## WORK REQUIRED
Locate each line containing the string "functions" and copy it out.

## Dataset excerpts
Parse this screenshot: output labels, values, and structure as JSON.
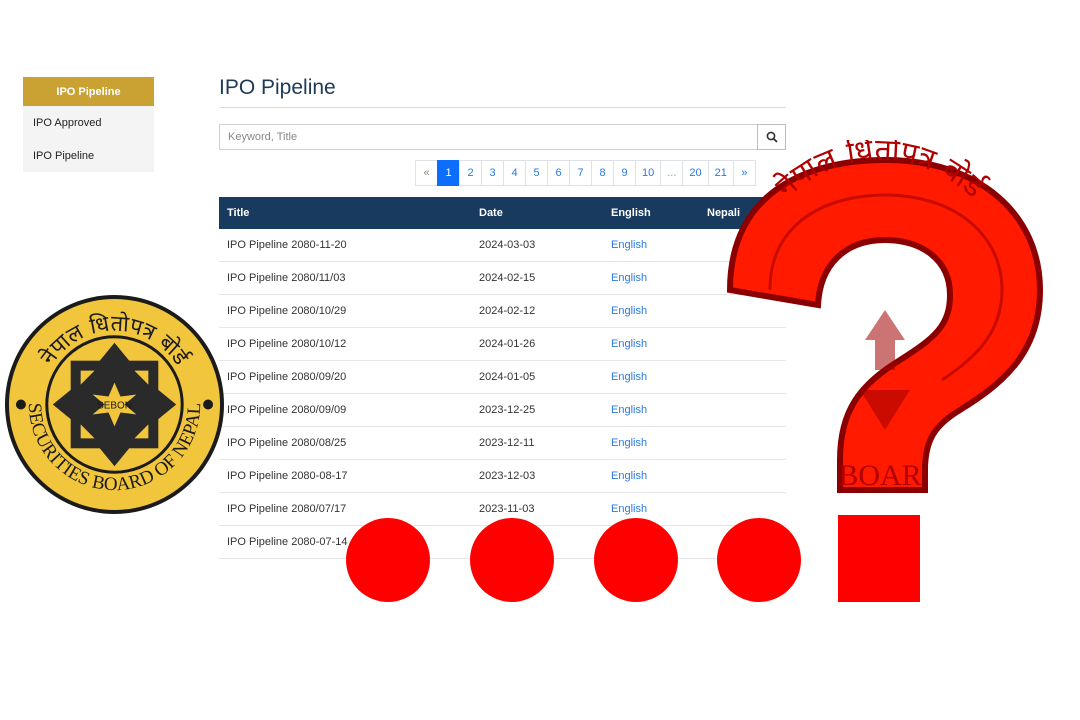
{
  "sidebar": {
    "items": [
      {
        "label": "IPO Pipeline",
        "active": true
      },
      {
        "label": "IPO Approved"
      },
      {
        "label": "IPO Pipeline"
      }
    ]
  },
  "main": {
    "title": "IPO Pipeline",
    "search": {
      "placeholder": "Keyword, Title",
      "value": ""
    },
    "pagination": {
      "prev": "«",
      "pages": [
        "1",
        "2",
        "3",
        "4",
        "5",
        "6",
        "7",
        "8",
        "9",
        "10",
        "...",
        "20",
        "21"
      ],
      "current": "1",
      "next": "»"
    },
    "table": {
      "headers": [
        "Title",
        "Date",
        "English",
        "Nepali"
      ],
      "rows": [
        {
          "title": "IPO Pipeline 2080-11-20",
          "date": "2024-03-03",
          "english": "English",
          "nepali": ""
        },
        {
          "title": "IPO Pipeline 2080/11/03",
          "date": "2024-02-15",
          "english": "English",
          "nepali": ""
        },
        {
          "title": "IPO Pipeline 2080/10/29",
          "date": "2024-02-12",
          "english": "English",
          "nepali": ""
        },
        {
          "title": "IPO Pipeline 2080/10/12",
          "date": "2024-01-26",
          "english": "English",
          "nepali": ""
        },
        {
          "title": "IPO Pipeline 2080/09/20",
          "date": "2024-01-05",
          "english": "English",
          "nepali": ""
        },
        {
          "title": "IPO Pipeline 2080/09/09",
          "date": "2023-12-25",
          "english": "English",
          "nepali": ""
        },
        {
          "title": "IPO Pipeline 2080/08/25",
          "date": "2023-12-11",
          "english": "English",
          "nepali": ""
        },
        {
          "title": "IPO Pipeline 2080-08-17",
          "date": "2023-12-03",
          "english": "English",
          "nepali": ""
        },
        {
          "title": "IPO Pipeline 2080/07/17",
          "date": "2023-11-03",
          "english": "English",
          "nepali": ""
        },
        {
          "title": "IPO Pipeline 2080-07-14",
          "date": "",
          "english": "",
          "nepali": ""
        }
      ]
    }
  },
  "overlay": {
    "seal": {
      "top_text": "नेपाल धितोपत्र बोर्ड",
      "bottom_text": "SECURITIES BOARD OF NEPAL",
      "center_text": "SEBON"
    },
    "question_mark_seal": {
      "top_text": "नेपाल धितोपत्र बोर्ड",
      "partial_text": "BOAR"
    },
    "dots_count": 4
  },
  "colors": {
    "sidebar_active": "#c9a233",
    "table_header": "#173a5e",
    "link": "#2a7ae2",
    "pager_active": "#0d6efd",
    "overlay_red": "#ff0000",
    "seal_yellow": "#f1c53c"
  },
  "icons": {
    "search_button": "search-icon"
  }
}
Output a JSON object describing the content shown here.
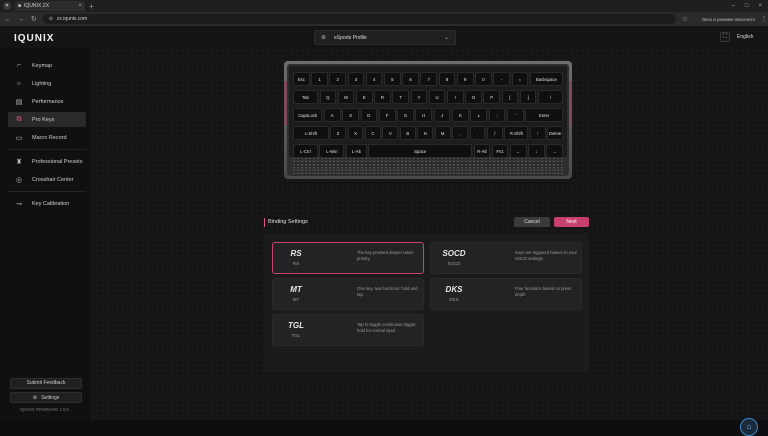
{
  "browser": {
    "tab_title": "IQUNIX ZX",
    "url": "zx.iqunix.com",
    "extension_text": "Окно в режиме инкогнито"
  },
  "app": {
    "logo": "IQUNIX",
    "language": "English"
  },
  "profile": {
    "label": "eSports Profile"
  },
  "sidebar": {
    "items": [
      {
        "label": "Keymap",
        "icon": "keymap-icon"
      },
      {
        "label": "Lighting",
        "icon": "lighting-icon"
      },
      {
        "label": "Performance",
        "icon": "performance-icon"
      },
      {
        "label": "Pro Keys",
        "icon": "pro-keys-icon",
        "active": true
      },
      {
        "label": "Macro Record",
        "icon": "macro-icon"
      },
      {
        "label": "Professional Presets",
        "icon": "presets-icon"
      },
      {
        "label": "Crosshair Center",
        "icon": "crosshair-icon"
      },
      {
        "label": "Key Calibration",
        "icon": "calibration-icon"
      }
    ],
    "feedback": "Submit Feedback",
    "settings": "Settings",
    "firmware": "IQUNIX FIRMWARE 1.0.8"
  },
  "keyboard": {
    "rows": [
      [
        "Esc",
        "1",
        "2",
        "3",
        "4",
        "5",
        "6",
        "7",
        "8",
        "9",
        "0",
        "-",
        "=",
        "Backspace"
      ],
      [
        "Tab",
        "Q",
        "W",
        "E",
        "R",
        "T",
        "Y",
        "U",
        "I",
        "O",
        "P",
        "[",
        "]",
        "\\"
      ],
      [
        "CapsLock",
        "A",
        "S",
        "D",
        "F",
        "G",
        "H",
        "J",
        "K",
        "L",
        ";",
        "'",
        "Enter"
      ],
      [
        "L-Shift",
        "Z",
        "X",
        "C",
        "V",
        "B",
        "N",
        "M",
        ",",
        ".",
        "/",
        "R-Shift",
        "↑",
        "Delete"
      ],
      [
        "L-Ctrl",
        "L-Win",
        "L-Alt",
        "Space",
        "R-Alt",
        "Fn1",
        "←",
        "↓",
        "→"
      ]
    ]
  },
  "binding": {
    "title": "Binding Settings",
    "cancel": "Cancel",
    "next": "Next",
    "cards": [
      {
        "code": "RS",
        "sub": "RS",
        "desc": "The key pressed deeper takes priority.",
        "selected": true
      },
      {
        "code": "SOCD",
        "sub": "SOCD",
        "desc": "Keys are triggered based on your SOCD settings"
      },
      {
        "code": "MT",
        "sub": "MT",
        "desc": "One key, two functions: hold and tap."
      },
      {
        "code": "DKS",
        "sub": "DKS",
        "desc": "Four functions based on press depth"
      },
      {
        "code": "TGL",
        "sub": "TGL",
        "desc": "Tap to toggle continuous trigger, hold for normal input"
      }
    ]
  }
}
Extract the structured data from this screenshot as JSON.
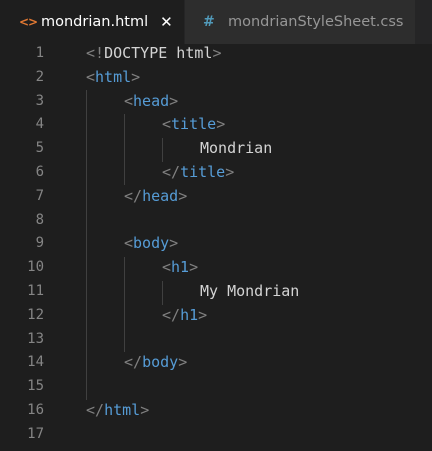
{
  "tabs": [
    {
      "label": "mondrian.html",
      "icon": "html-file-icon",
      "active": true,
      "close_glyph": "✕"
    },
    {
      "label": "mondrianStyleSheet.css",
      "icon": "css-file-icon",
      "active": false
    }
  ],
  "tab_icons": {
    "html": "<>",
    "css": "#"
  },
  "line_numbers": [
    "1",
    "2",
    "3",
    "4",
    "5",
    "6",
    "7",
    "8",
    "9",
    "10",
    "11",
    "12",
    "13",
    "14",
    "15",
    "16",
    "17"
  ],
  "code": {
    "doctype_open": "<!",
    "doctype_text": "DOCTYPE html",
    "doctype_close": ">",
    "tag_html": "html",
    "tag_head": "head",
    "tag_title": "title",
    "title_text": "Mondrian",
    "tag_body": "body",
    "tag_h1": "h1",
    "h1_text": "My Mondrian",
    "lt": "<",
    "gt": ">",
    "lt_slash": "</"
  },
  "colors": {
    "background": "#1e1e1e",
    "tag": "#569cd6",
    "bracket": "#808080",
    "text": "#d4d4d4",
    "line_number": "#858585",
    "html_icon": "#e37933",
    "css_icon": "#519aba"
  }
}
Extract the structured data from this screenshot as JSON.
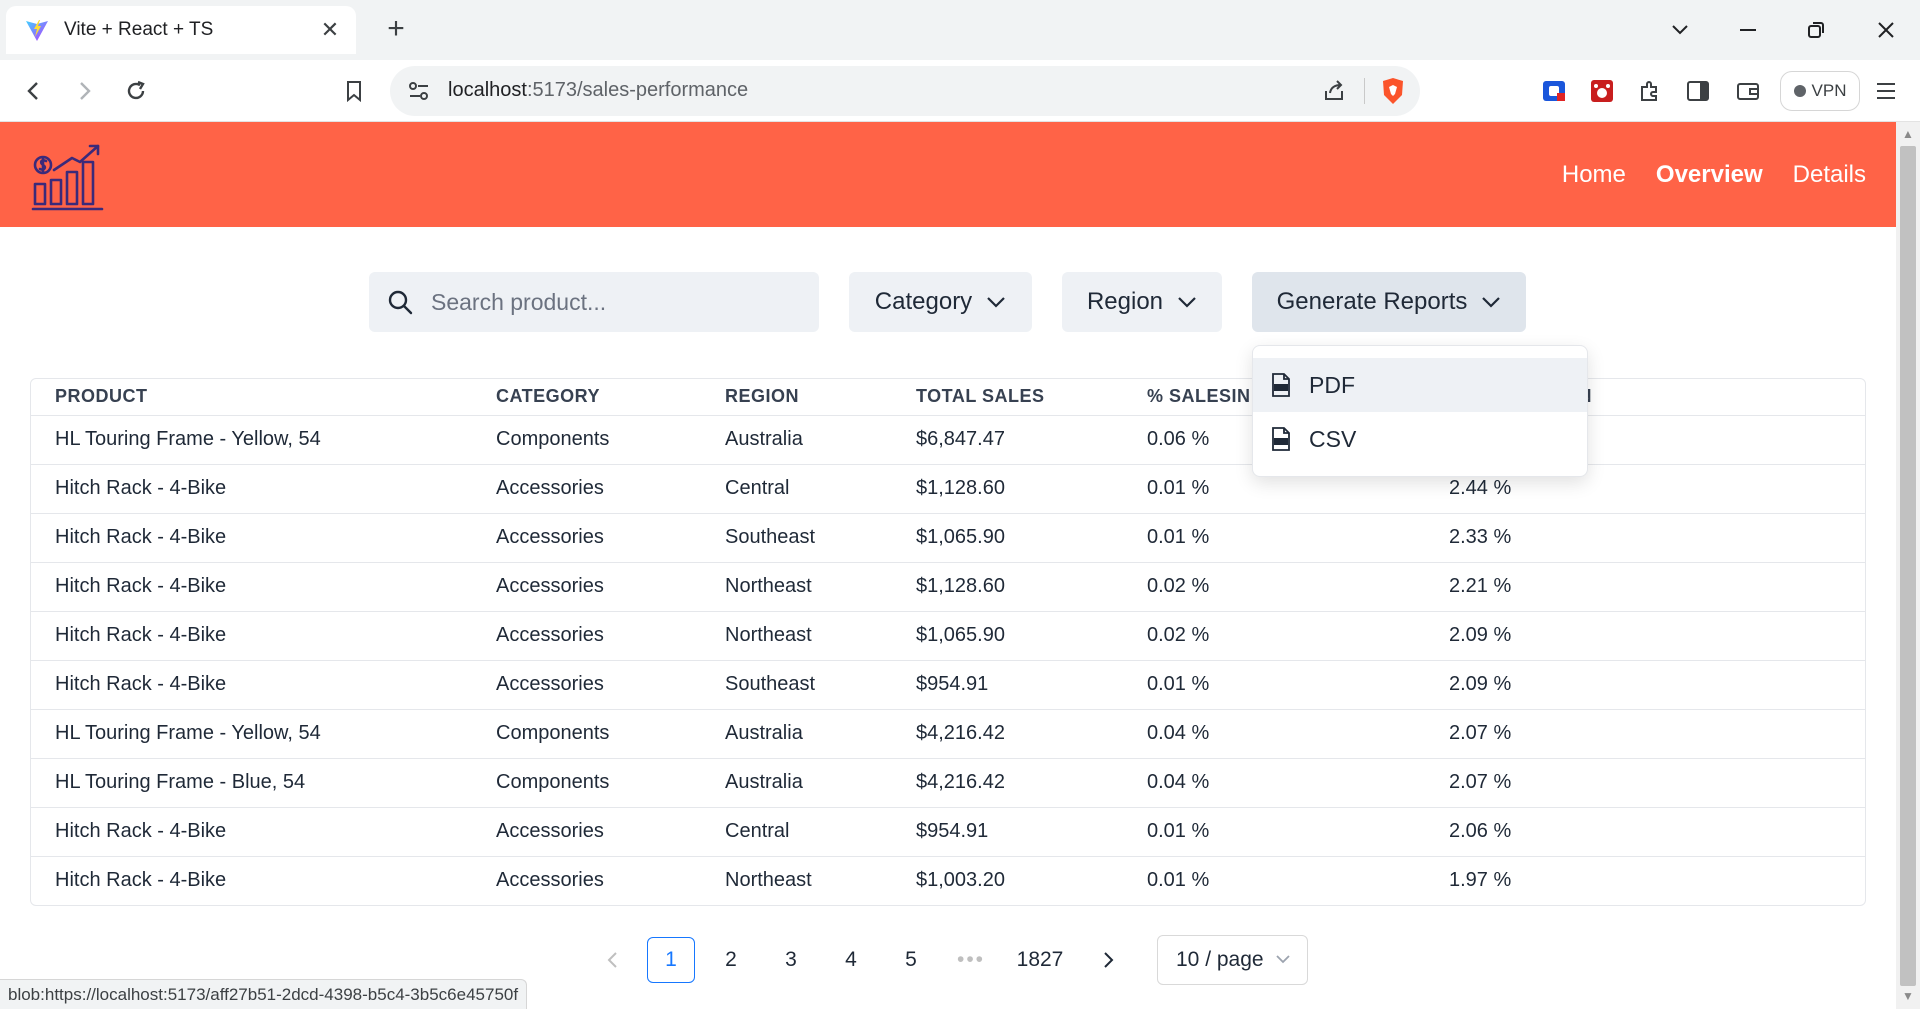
{
  "browser": {
    "tab_title": "Vite + React + TS",
    "url_host": "localhost",
    "url_path": ":5173/sales-performance",
    "vpn_label": "VPN",
    "status_url": "blob:https://localhost:5173/aff27b51-2dcd-4398-b5c4-3b5c6e45750f"
  },
  "nav": {
    "home": "Home",
    "overview": "Overview",
    "details": "Details"
  },
  "filters": {
    "search_placeholder": "Search product...",
    "category": "Category",
    "region": "Region",
    "reports": "Generate Reports"
  },
  "reports_menu": {
    "pdf": "PDF",
    "csv": "CSV"
  },
  "table": {
    "headers": [
      "PRODUCT",
      "CATEGORY",
      "REGION",
      "TOTAL SALES",
      "% SALESIN",
      "ALESINREGION"
    ],
    "rows": [
      [
        "HL Touring Frame - Yellow, 54",
        "Components",
        "Australia",
        "$6,847.47",
        "0.06 %",
        ""
      ],
      [
        "Hitch Rack - 4-Bike",
        "Accessories",
        "Central",
        "$1,128.60",
        "0.01 %",
        "2.44 %"
      ],
      [
        "Hitch Rack - 4-Bike",
        "Accessories",
        "Southeast",
        "$1,065.90",
        "0.01 %",
        "2.33 %"
      ],
      [
        "Hitch Rack - 4-Bike",
        "Accessories",
        "Northeast",
        "$1,128.60",
        "0.02 %",
        "2.21 %"
      ],
      [
        "Hitch Rack - 4-Bike",
        "Accessories",
        "Northeast",
        "$1,065.90",
        "0.02 %",
        "2.09 %"
      ],
      [
        "Hitch Rack - 4-Bike",
        "Accessories",
        "Southeast",
        "$954.91",
        "0.01 %",
        "2.09 %"
      ],
      [
        "HL Touring Frame - Yellow, 54",
        "Components",
        "Australia",
        "$4,216.42",
        "0.04 %",
        "2.07 %"
      ],
      [
        "HL Touring Frame - Blue, 54",
        "Components",
        "Australia",
        "$4,216.42",
        "0.04 %",
        "2.07 %"
      ],
      [
        "Hitch Rack - 4-Bike",
        "Accessories",
        "Central",
        "$954.91",
        "0.01 %",
        "2.06 %"
      ],
      [
        "Hitch Rack - 4-Bike",
        "Accessories",
        "Northeast",
        "$1,003.20",
        "0.01 %",
        "1.97 %"
      ]
    ]
  },
  "pagination": {
    "pages": [
      "1",
      "2",
      "3",
      "4",
      "5"
    ],
    "ellipsis": "•••",
    "last_page": "1827",
    "current": "1",
    "page_size": "10 / page"
  },
  "colors": {
    "header_bg": "#ff6347",
    "accent": "#1677ff"
  }
}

## RESULT OF THE TASK
        "desc": "One key, two functions: hold and tap."
        "desc": "Four functions based on press depth"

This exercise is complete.